Data entries
══════

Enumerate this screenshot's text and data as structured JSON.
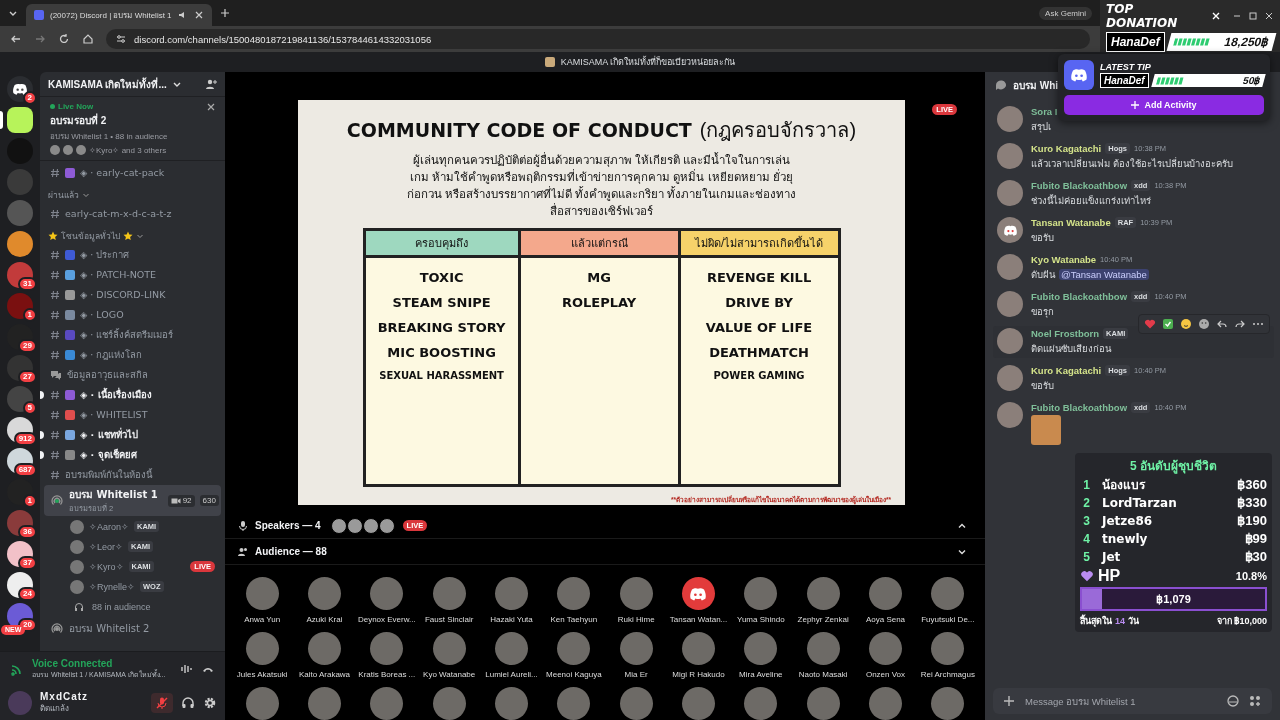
{
  "browser": {
    "tab_title": "(20072) Discord | อบรม Whitelist 1",
    "url": "discord.com/channels/1500480187219841136/1537844614332031056",
    "ask": "Ask Gemini"
  },
  "donation_widget": {
    "heading": "TOP DONATION",
    "name": "HanaDef",
    "amount": "18,250฿"
  },
  "app_title": "KAMISAMA เกิดใหม่ทั้งที่ก็ขอเบียวหน่อยละกัน",
  "servers": [
    {
      "kind": "home",
      "badge": "2",
      "selected": false
    },
    {
      "kind": "server",
      "selected": true
    },
    {
      "kind": "server",
      "selected": false
    },
    {
      "kind": "server",
      "selected": false
    },
    {
      "kind": "server",
      "selected": false
    },
    {
      "kind": "server",
      "selected": false
    },
    {
      "kind": "server",
      "badge": "31",
      "selected": false
    },
    {
      "kind": "server",
      "badge": "1",
      "selected": false
    },
    {
      "kind": "server",
      "badge": "29",
      "selected": false
    },
    {
      "kind": "server",
      "badge": "27",
      "selected": false
    },
    {
      "kind": "server",
      "badge": "5",
      "selected": false
    },
    {
      "kind": "server",
      "badge": "912",
      "selected": false
    },
    {
      "kind": "server",
      "badge": "687",
      "selected": false
    },
    {
      "kind": "server",
      "badge": "1",
      "selected": false
    },
    {
      "kind": "server",
      "badge": "36",
      "selected": false
    },
    {
      "kind": "server",
      "badge": "37",
      "selected": false
    },
    {
      "kind": "server",
      "badge": "24",
      "selected": false
    },
    {
      "kind": "server",
      "badge": "20",
      "label": "NEW",
      "selected": false
    }
  ],
  "server_header": "KAMISAMA เกิดใหม่ทั้งที่...",
  "live_card": {
    "label": "Live Now",
    "title": "อบรมรอบที่ 2",
    "info": "อบรม Whitelist 1 • 88 in audience",
    "people": "✧Kyro✧ and 3 others"
  },
  "channels": [
    {
      "kind": "text",
      "emoji": true,
      "name": "◈ · early-cat-pack",
      "unread": false
    },
    {
      "kind": "category",
      "name": "ผ่านแล้ว",
      "starred": false
    },
    {
      "kind": "text",
      "emoji": false,
      "name": "early-cat-m-x-d-c-a-t-z",
      "unread": false
    },
    {
      "kind": "category",
      "name": "โซนข้อมูลทั่วไป",
      "starred": true
    },
    {
      "kind": "text",
      "emoji": true,
      "name": "◈ · ประกาศ",
      "unread": false
    },
    {
      "kind": "text",
      "emoji": true,
      "name": "◈ · PATCH-NOTE",
      "unread": false
    },
    {
      "kind": "text",
      "emoji": true,
      "name": "◈ · DISCORD-LINK",
      "unread": false
    },
    {
      "kind": "text",
      "emoji": true,
      "name": "◈ · LOGO",
      "unread": false
    },
    {
      "kind": "text",
      "emoji": true,
      "name": "◈ · แชร์ลิ้งค์สตรีมเมอร์",
      "unread": false
    },
    {
      "kind": "text",
      "emoji": true,
      "name": "◈ · กฎแห่งโลก",
      "unread": false
    },
    {
      "kind": "forum",
      "name": "ข้อมูลอาวุธและสกิล"
    },
    {
      "kind": "text",
      "emoji": true,
      "name": "◈ · เนื้อเรื่องเมือง",
      "unread": true
    },
    {
      "kind": "text",
      "emoji": true,
      "name": "◈ · WHITELIST",
      "unread": false
    },
    {
      "kind": "text",
      "emoji": true,
      "name": "◈ · แชททั่วไป",
      "unread": true
    },
    {
      "kind": "text",
      "emoji": true,
      "name": "◈ · จุดเช็คยศ",
      "unread": true
    },
    {
      "kind": "text",
      "emoji": false,
      "name": "อบรมพิมพ์กันในห้องนี้",
      "unread": false
    },
    {
      "kind": "stage",
      "name": "อบรม Whitelist 1",
      "topic": "อบรมรอบที่ 2",
      "video": "92",
      "count": "630",
      "selected": true
    },
    {
      "kind": "member",
      "name": "✧Aaron✧",
      "tag": "KAMI"
    },
    {
      "kind": "member",
      "name": "✧Leor✧",
      "tag": "KAMI"
    },
    {
      "kind": "member",
      "name": "✧Kyro✧",
      "tag": "KAMI",
      "live_label": "LIVE"
    },
    {
      "kind": "member",
      "name": "✧Rynelle✧",
      "tag": "WOZ"
    },
    {
      "kind": "audience",
      "name": "88 in audience"
    },
    {
      "kind": "stage",
      "name": "อบรม Whitelist 2",
      "selected": false
    }
  ],
  "voice": {
    "status": "Voice Connected",
    "where": "อบรม Whitelist 1 / KAMISAMA เกิดใหม่ทั้ง..."
  },
  "user": {
    "name": "MxdCatz",
    "status": "ติดแกล้ง",
    "muted": true
  },
  "slide": {
    "title": "COMMUNITY CODE OF CONDUCT",
    "title_thai": "(กฎครอบจักรวาล)",
    "paragraph": "ผู้เล่นทุกคนควรปฏิบัติต่อผู้อื่นด้วยความสุภาพ ให้เกียรติ และมีน้ำใจในการเล่นเกม ห้ามใช้คำพูดหรือพฤติกรรมที่เข้าข่ายการคุกคาม ดูหมิ่น เหยียดหยาม ยั่วยุ ก่อกวน หรือสร้างบรรยากาศที่ไม่ดี ทั้งคำพูดและกริยา ทั้งภายในเกมและช่องทางสื่อสารของเซิร์ฟเวอร์",
    "columns": [
      {
        "heading": "ครอบคุมถึง",
        "color": "#9ed8bf",
        "items": [
          "TOXIC",
          "STEAM SNIPE",
          "BREAKING STORY",
          "MIC BOOSTING",
          "SEXUAL HARASSMENT"
        ]
      },
      {
        "heading": "แล้วแต่กรณี",
        "color": "#f4a88c",
        "items": [
          "MG",
          "ROLEPLAY"
        ]
      },
      {
        "heading": "ไม่ผิด/ไม่สามารถเกิดขึ้นได้",
        "color": "#f6d26a",
        "items": [
          "REVENGE KILL",
          "DRIVE BY",
          "VALUE OF LIFE",
          "DEATHMATCH",
          "POWER GAMING"
        ]
      }
    ],
    "footnote": "**ตัวอย่างสามารถเปลี่ยนหรือแก้ไขในอนาคตได้ตามการพัฒนาของผู้เล่นในเมือง**"
  },
  "stage_live": "LIVE",
  "speakers": {
    "label": "Speakers — 4",
    "live_label": "LIVE"
  },
  "audience": {
    "label": "Audience — 88",
    "people": [
      {
        "name": "Anwa Yun",
        "default_avatar": false
      },
      {
        "name": "Azuki Krai",
        "default_avatar": false
      },
      {
        "name": "Deynox Everw...",
        "default_avatar": false
      },
      {
        "name": "Faust Sinclair",
        "default_avatar": false
      },
      {
        "name": "Hazaki Yuta",
        "default_avatar": false
      },
      {
        "name": "Ken Taehyun",
        "default_avatar": false
      },
      {
        "name": "Ruki Hime",
        "default_avatar": false
      },
      {
        "name": "Tansan Watan...",
        "default_avatar": true
      },
      {
        "name": "Yuma Shindo",
        "default_avatar": false
      },
      {
        "name": "Zephyr Zenkai",
        "default_avatar": false
      },
      {
        "name": "Aoya Sena",
        "default_avatar": false
      },
      {
        "name": "Fuyutsuki De...",
        "default_avatar": false
      },
      {
        "name": "Jules Akatsuki",
        "default_avatar": false
      },
      {
        "name": "Kaito Arakawa",
        "default_avatar": false
      },
      {
        "name": "Kratis Boreas ...",
        "default_avatar": false
      },
      {
        "name": "Kyo Watanabe",
        "default_avatar": false
      },
      {
        "name": "Lumiel Aureli...",
        "default_avatar": false
      },
      {
        "name": "Meenoi Kaguya",
        "default_avatar": false
      },
      {
        "name": "Mia Er",
        "default_avatar": false
      },
      {
        "name": "Migi R Hakudo",
        "default_avatar": false
      },
      {
        "name": "Mira Aveline",
        "default_avatar": false
      },
      {
        "name": "Naoto Masaki",
        "default_avatar": false
      },
      {
        "name": "Onzen Vox",
        "default_avatar": false
      },
      {
        "name": "Rei Archmagus",
        "default_avatar": false
      },
      {
        "default_avatar": false
      },
      {
        "default_avatar": false
      },
      {
        "default_avatar": false
      },
      {
        "default_avatar": false
      },
      {
        "default_avatar": false
      },
      {
        "default_avatar": false
      },
      {
        "default_avatar": false
      },
      {
        "default_avatar": false
      },
      {
        "default_avatar": false
      },
      {
        "default_avatar": false
      },
      {
        "default_avatar": false
      },
      {
        "default_avatar": false
      }
    ]
  },
  "chat": {
    "header": "อบรม Whi",
    "placeholder": "Message อบรม Whitelist 1",
    "messages": [
      {
        "kind": "text",
        "default_avatar": false,
        "name": "Sora I",
        "color": "#7fbf99",
        "text": "สรุปเ",
        "hovered": false
      },
      {
        "kind": "text",
        "default_avatar": false,
        "name": "Kuro Kagatachi",
        "color": "#d4e38a",
        "tag": "Hogs",
        "time": "10:38 PM",
        "text": "แล้วเวลาเปลี่ยนเฟม ต้องใช้อะไรเปลี่ยนบ้างอะครับ",
        "hovered": false
      },
      {
        "kind": "text",
        "default_avatar": false,
        "name": "Fubito Blackoathbow",
        "color": "#7fbf99",
        "tag": "xdd",
        "time": "10:38 PM",
        "text": "ช่วงนี้ไม่ค่อยแข็งแกร่งเท่าไหร่",
        "hovered": false
      },
      {
        "kind": "text",
        "default_avatar": true,
        "name": "Tansan Watanabe",
        "color": "#d4e38a",
        "tag": "RAF",
        "time": "10:39 PM",
        "text": "ขอรับ",
        "hovered": false
      },
      {
        "kind": "text",
        "default_avatar": false,
        "name": "Kyo Watanabe",
        "color": "#d4e38a",
        "time": "10:40 PM",
        "text": "ดับฝัน",
        "mention": "@Tansan Watanabe",
        "hovered": false
      },
      {
        "kind": "text",
        "default_avatar": false,
        "name": "Fubito Blackoathbow",
        "color": "#7fbf99",
        "tag": "xdd",
        "time": "10:40 PM",
        "text": "ขอรุก",
        "hovered": false
      },
      {
        "kind": "text",
        "default_avatar": false,
        "name": "Noel Frostborn",
        "color": "#7fbf99",
        "tag": "KAMI",
        "text": "ติดแผ่นซับเสียงก่อน",
        "hovered": true
      },
      {
        "kind": "text",
        "default_avatar": false,
        "name": "Kuro Kagatachi",
        "color": "#d4e38a",
        "tag": "Hogs",
        "time": "10:40 PM",
        "text": "ขอรับ",
        "hovered": false
      },
      {
        "kind": "image",
        "default_avatar": false,
        "name": "Fubito Blackoathbow",
        "color": "#7fbf99",
        "tag": "xdd",
        "time": "10:40 PM",
        "hovered": false
      }
    ]
  },
  "leaderboard": {
    "title": "5 อันดับผู้ชุบชีวิต",
    "rows": [
      {
        "rank": "1",
        "name": "น้องแบร",
        "amount": "฿360"
      },
      {
        "rank": "2",
        "name": "LordTarzan",
        "amount": "฿330"
      },
      {
        "rank": "3",
        "name": "Jetze86",
        "amount": "฿190"
      },
      {
        "rank": "4",
        "name": "tnewly",
        "amount": "฿99"
      },
      {
        "rank": "5",
        "name": "Jet",
        "amount": "฿30"
      }
    ]
  },
  "goal": {
    "label": "HP",
    "percent": "10.8%",
    "level": 0.108,
    "amount": "฿1,079",
    "ends_prefix": "สิ้นสุดใน",
    "ends_days": "14",
    "ends_suffix": "วัน",
    "target": "จาก ฿10,000"
  },
  "popup": {
    "tip_heading": "LATEST TIP",
    "tip_name": "HanaDef",
    "tip_amount": "50฿",
    "button": "Add Activity"
  }
}
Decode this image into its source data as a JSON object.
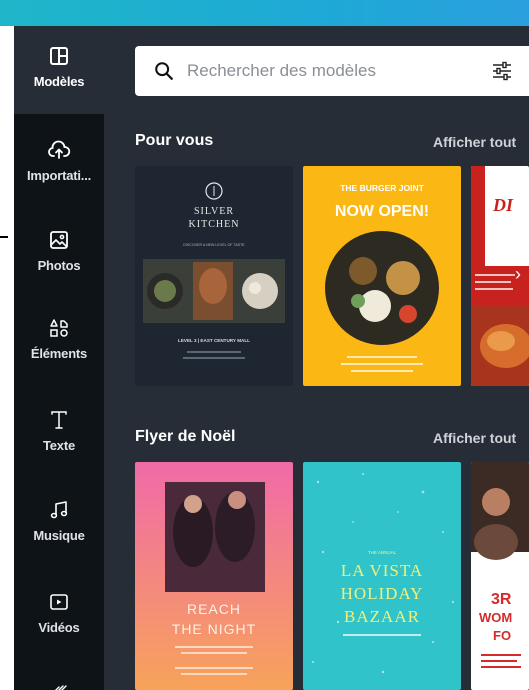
{
  "sidebar": {
    "items": [
      {
        "label": "Modèles",
        "icon": "templates-icon",
        "active": true
      },
      {
        "label": "Importati...",
        "icon": "upload-cloud-icon",
        "active": false
      },
      {
        "label": "Photos",
        "icon": "photo-icon",
        "active": false
      },
      {
        "label": "Éléments",
        "icon": "shapes-icon",
        "active": false
      },
      {
        "label": "Texte",
        "icon": "text-icon",
        "active": false
      },
      {
        "label": "Musique",
        "icon": "music-icon",
        "active": false
      },
      {
        "label": "Vidéos",
        "icon": "video-icon",
        "active": false
      }
    ]
  },
  "search": {
    "placeholder": "Rechercher des modèles"
  },
  "sections": [
    {
      "title": "Pour vous",
      "link": "Afficher tout",
      "cards": [
        {
          "brand": "SILVER KITCHEN",
          "tagline": "DISCOVER A NEW LEVEL OF TASTE",
          "footer": "LEVEL 3 | EAST CENTURY MALL"
        },
        {
          "headline1": "THE BURGER JOINT",
          "headline2": "NOW OPEN!"
        },
        {
          "headline": "DI"
        }
      ]
    },
    {
      "title": "Flyer de Noël",
      "link": "Afficher tout",
      "cards": [
        {
          "headline1": "REACH",
          "headline2": "THE NIGHT"
        },
        {
          "kicker": "THE ANNUAL",
          "line1": "LA VISTA",
          "line2": "HOLIDAY",
          "line3": "BAZAAR"
        },
        {
          "line1": "3R",
          "line2": "WOM",
          "line3": "FO"
        }
      ]
    }
  ],
  "colors": {
    "topbar": "#1fb6c9",
    "sidebar": "#0e1318",
    "panel": "#272d36"
  }
}
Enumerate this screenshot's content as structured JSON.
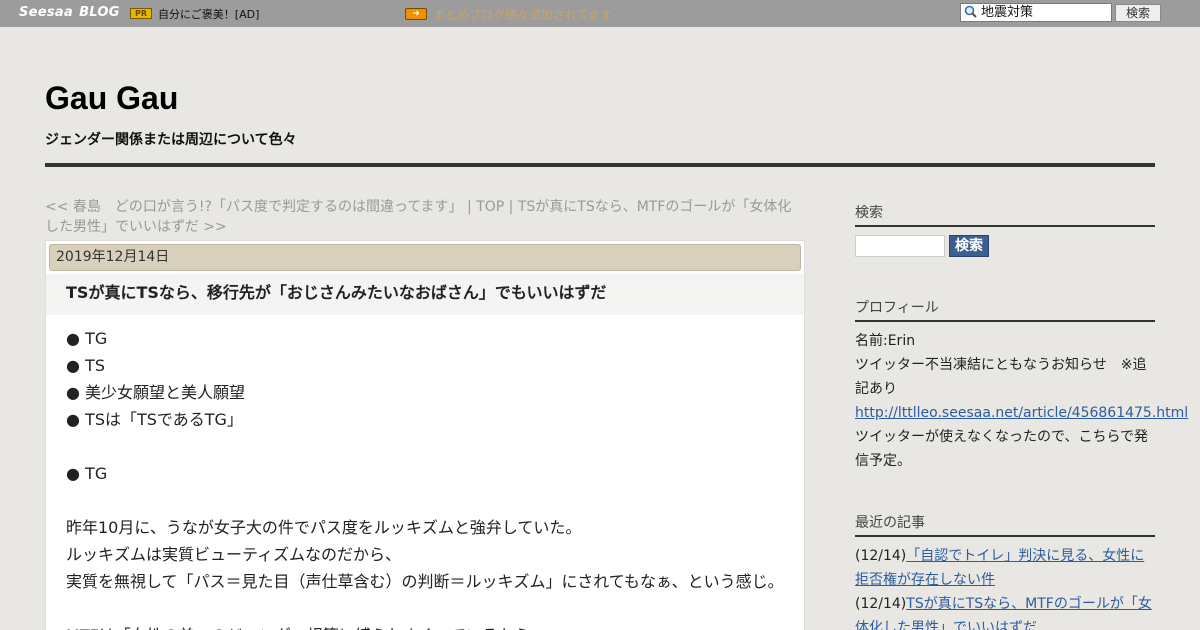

══════

DIRECTIONS: Where a line holds "early", copy it out.

THE ANSWER:
      "name": "◈ · early-cat-pack",
      "name": "early-cat-m-x-d-c-a-t-z",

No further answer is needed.